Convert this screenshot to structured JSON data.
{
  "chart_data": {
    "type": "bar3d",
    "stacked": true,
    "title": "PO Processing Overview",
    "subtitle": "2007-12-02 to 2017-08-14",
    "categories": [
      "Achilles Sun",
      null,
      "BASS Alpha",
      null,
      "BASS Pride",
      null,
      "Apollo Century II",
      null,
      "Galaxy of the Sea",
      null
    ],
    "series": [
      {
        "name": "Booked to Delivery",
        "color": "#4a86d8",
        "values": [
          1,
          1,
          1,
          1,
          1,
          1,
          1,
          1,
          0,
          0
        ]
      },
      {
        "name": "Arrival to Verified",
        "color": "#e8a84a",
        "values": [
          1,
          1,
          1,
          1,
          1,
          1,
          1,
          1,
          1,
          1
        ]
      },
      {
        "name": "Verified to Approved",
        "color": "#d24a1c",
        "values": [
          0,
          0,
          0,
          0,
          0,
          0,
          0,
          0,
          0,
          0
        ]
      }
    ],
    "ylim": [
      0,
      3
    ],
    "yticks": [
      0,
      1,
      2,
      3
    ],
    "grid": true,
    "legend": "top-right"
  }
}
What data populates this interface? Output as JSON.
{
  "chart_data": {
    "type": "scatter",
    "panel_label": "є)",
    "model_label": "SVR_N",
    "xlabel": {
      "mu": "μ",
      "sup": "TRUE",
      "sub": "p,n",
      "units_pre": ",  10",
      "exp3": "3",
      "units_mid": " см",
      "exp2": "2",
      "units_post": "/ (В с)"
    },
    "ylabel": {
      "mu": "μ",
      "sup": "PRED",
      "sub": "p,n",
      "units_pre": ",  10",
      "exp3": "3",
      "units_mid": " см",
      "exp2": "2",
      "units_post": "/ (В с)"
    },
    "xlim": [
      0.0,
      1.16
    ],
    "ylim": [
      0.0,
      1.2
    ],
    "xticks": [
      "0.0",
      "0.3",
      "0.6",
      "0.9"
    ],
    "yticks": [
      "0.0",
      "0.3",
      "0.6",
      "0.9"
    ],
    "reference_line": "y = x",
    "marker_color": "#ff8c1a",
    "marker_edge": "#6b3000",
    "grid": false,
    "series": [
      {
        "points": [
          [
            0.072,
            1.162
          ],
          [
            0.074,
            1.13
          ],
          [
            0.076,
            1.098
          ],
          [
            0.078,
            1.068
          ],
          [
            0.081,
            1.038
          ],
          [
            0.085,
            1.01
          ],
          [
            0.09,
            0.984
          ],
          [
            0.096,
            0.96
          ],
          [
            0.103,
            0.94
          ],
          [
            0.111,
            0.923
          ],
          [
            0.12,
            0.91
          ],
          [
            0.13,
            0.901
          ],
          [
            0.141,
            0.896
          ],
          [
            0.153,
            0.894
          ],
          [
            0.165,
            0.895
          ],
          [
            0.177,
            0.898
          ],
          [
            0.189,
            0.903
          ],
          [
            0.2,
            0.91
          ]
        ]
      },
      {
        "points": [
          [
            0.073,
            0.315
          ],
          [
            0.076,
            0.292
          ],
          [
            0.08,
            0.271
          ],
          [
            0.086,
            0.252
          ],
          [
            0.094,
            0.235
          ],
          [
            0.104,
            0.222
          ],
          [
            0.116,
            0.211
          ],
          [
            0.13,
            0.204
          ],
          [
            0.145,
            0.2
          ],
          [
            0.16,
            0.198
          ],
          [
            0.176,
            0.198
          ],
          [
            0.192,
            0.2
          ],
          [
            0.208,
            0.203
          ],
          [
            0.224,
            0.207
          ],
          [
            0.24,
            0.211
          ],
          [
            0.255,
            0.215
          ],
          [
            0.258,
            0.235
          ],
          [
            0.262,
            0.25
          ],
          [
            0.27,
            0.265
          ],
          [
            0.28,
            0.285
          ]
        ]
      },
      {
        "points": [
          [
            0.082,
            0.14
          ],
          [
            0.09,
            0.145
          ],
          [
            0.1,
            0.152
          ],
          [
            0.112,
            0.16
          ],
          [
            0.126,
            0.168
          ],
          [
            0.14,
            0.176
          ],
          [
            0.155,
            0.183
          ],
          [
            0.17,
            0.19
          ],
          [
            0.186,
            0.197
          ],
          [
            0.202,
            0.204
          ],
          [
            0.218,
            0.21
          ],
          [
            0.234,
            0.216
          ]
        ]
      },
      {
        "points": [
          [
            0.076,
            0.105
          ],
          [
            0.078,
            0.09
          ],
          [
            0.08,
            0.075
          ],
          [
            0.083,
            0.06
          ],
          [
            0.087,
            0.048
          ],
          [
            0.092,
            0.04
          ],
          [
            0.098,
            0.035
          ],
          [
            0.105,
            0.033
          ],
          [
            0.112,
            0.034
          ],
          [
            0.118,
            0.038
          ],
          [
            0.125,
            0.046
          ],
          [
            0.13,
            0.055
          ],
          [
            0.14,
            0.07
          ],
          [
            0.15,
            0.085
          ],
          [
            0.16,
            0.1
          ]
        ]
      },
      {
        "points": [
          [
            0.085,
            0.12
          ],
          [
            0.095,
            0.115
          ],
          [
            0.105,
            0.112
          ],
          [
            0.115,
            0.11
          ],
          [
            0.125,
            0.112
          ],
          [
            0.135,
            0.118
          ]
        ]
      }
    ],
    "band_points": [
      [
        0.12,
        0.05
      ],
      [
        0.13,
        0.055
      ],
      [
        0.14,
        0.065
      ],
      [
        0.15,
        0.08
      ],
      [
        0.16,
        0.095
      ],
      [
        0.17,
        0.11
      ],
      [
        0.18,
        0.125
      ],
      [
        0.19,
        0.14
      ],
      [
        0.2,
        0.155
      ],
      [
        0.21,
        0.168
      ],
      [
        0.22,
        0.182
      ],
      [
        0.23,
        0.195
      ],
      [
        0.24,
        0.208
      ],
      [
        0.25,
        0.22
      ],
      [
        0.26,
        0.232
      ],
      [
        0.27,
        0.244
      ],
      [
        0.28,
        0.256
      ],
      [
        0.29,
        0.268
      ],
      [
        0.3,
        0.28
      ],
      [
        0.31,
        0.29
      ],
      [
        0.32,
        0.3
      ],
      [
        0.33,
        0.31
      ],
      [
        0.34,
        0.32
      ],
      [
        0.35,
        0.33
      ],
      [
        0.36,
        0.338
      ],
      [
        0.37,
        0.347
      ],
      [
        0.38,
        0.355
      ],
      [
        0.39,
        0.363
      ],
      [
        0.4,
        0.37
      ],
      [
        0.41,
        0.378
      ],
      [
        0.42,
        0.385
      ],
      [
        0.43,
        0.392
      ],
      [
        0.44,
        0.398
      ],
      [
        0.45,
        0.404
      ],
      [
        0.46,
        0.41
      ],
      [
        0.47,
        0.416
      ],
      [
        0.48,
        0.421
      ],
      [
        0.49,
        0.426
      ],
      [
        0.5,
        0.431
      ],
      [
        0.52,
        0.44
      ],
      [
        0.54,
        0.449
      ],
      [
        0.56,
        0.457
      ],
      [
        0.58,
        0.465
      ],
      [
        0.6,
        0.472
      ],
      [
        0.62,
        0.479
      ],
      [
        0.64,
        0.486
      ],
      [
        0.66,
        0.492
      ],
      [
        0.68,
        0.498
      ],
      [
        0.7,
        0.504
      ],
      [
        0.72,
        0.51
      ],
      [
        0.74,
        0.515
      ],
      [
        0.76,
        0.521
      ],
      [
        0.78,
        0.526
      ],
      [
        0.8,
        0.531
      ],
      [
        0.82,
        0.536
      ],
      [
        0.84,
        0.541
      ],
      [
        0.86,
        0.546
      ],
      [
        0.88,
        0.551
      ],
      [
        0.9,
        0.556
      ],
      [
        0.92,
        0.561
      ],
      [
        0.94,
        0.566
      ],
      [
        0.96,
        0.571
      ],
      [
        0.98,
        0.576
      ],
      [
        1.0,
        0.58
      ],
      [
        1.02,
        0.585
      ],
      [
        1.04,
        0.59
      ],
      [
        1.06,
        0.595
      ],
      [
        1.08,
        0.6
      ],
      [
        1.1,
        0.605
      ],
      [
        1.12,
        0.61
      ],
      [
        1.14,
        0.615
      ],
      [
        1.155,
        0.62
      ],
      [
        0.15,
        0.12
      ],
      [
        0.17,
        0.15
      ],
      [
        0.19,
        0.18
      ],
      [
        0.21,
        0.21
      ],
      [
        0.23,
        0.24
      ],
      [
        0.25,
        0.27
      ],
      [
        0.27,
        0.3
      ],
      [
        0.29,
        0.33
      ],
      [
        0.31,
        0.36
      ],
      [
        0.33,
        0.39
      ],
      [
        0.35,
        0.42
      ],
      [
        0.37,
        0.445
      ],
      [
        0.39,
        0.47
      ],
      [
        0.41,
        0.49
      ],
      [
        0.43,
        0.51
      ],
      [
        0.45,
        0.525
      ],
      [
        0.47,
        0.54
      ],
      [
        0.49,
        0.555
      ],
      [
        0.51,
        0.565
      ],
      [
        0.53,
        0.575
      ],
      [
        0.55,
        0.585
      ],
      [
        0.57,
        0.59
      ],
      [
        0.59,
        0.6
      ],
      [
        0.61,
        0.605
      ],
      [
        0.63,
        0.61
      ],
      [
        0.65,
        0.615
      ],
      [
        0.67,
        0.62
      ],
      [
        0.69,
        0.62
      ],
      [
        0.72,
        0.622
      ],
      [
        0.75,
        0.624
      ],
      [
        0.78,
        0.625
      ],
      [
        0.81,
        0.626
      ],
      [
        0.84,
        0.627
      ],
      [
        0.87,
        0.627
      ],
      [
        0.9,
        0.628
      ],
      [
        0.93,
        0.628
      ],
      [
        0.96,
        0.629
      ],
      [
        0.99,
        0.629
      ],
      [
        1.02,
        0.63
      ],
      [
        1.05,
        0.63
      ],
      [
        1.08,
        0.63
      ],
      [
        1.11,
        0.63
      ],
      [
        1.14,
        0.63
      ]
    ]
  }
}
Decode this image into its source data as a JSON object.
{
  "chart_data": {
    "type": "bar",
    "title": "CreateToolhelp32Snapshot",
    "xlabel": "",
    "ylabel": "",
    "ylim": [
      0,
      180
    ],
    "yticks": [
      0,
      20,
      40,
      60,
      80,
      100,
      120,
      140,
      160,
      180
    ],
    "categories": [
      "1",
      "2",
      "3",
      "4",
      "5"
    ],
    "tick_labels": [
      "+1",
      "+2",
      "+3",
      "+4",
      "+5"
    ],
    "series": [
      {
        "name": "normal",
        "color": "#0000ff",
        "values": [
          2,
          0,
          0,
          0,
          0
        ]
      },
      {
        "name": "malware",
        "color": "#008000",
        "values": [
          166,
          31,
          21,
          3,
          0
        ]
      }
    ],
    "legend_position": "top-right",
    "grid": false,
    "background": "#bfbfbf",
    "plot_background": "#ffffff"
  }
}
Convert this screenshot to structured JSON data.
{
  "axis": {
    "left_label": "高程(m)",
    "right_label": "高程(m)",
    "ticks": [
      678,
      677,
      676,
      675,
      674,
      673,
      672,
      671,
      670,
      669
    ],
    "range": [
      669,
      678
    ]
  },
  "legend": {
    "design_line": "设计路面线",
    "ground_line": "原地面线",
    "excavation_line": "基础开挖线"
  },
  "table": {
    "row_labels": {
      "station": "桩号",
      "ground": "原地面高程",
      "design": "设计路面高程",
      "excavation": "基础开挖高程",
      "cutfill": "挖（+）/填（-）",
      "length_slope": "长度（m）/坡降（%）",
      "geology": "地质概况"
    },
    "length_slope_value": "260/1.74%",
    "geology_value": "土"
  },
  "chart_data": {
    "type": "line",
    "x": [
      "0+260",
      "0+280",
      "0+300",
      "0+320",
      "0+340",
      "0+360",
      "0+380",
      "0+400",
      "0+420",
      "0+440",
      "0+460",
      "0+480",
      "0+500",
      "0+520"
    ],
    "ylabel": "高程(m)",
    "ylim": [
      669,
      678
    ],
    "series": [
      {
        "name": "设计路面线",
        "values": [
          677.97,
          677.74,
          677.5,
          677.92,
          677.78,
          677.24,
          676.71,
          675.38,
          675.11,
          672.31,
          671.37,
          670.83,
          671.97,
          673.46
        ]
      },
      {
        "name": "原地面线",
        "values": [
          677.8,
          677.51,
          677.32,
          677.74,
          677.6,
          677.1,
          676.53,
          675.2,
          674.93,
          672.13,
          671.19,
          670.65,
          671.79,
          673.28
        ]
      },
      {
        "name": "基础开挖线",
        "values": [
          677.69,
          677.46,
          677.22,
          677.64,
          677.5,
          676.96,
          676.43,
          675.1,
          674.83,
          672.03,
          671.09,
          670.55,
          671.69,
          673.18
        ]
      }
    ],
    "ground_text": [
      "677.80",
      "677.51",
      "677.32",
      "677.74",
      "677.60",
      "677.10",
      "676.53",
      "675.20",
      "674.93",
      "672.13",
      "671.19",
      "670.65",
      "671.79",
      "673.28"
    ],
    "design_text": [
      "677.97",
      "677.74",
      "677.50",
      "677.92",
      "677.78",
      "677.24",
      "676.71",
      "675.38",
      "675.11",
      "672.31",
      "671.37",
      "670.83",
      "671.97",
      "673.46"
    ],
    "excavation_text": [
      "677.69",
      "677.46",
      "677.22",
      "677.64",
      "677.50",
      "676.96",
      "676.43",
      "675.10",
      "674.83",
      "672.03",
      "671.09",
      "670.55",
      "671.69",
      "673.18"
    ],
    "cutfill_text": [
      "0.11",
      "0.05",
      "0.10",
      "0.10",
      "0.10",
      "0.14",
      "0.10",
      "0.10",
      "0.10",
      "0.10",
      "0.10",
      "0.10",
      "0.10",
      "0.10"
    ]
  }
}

_ _ _ _

§ Exercise: Each line with the string "Verified" in it needs to be found and copied.

§ Final answer:
        "name": "Arrival to Verified",
        "name": "Verified to Approved",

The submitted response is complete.